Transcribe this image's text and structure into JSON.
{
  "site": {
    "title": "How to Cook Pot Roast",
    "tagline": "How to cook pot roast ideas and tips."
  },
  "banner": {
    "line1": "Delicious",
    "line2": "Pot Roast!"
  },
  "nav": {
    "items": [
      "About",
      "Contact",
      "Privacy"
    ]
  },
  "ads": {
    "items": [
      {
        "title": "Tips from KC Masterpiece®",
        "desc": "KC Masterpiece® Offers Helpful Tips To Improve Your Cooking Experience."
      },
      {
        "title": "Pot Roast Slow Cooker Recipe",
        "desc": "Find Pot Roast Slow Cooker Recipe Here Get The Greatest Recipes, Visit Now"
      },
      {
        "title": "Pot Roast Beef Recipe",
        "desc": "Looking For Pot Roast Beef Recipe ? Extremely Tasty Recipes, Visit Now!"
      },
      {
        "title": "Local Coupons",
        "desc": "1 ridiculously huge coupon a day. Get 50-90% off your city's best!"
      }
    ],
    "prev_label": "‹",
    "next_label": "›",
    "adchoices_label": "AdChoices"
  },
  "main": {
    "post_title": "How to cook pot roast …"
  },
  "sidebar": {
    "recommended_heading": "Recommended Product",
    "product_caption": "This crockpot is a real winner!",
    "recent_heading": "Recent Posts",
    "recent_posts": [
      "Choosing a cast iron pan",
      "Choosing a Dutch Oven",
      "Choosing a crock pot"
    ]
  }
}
· · ·
Take each line of the material that contains the word "desc" and list it.

        "desc": "KC Masterpiece® Offers Helpful Tips To Improve Your Cooking Experience."
        "desc": "Find Pot Roast Slow Cooker Recipe Here Get The Greatest Recipes, Visit Now"
        "desc": "Looking For Pot Roast Beef Recipe ? Extremely Tasty Recipes, Visit Now!"
        "desc": "1 ridiculously huge coupon a day. Get 50-90% off your city's best!"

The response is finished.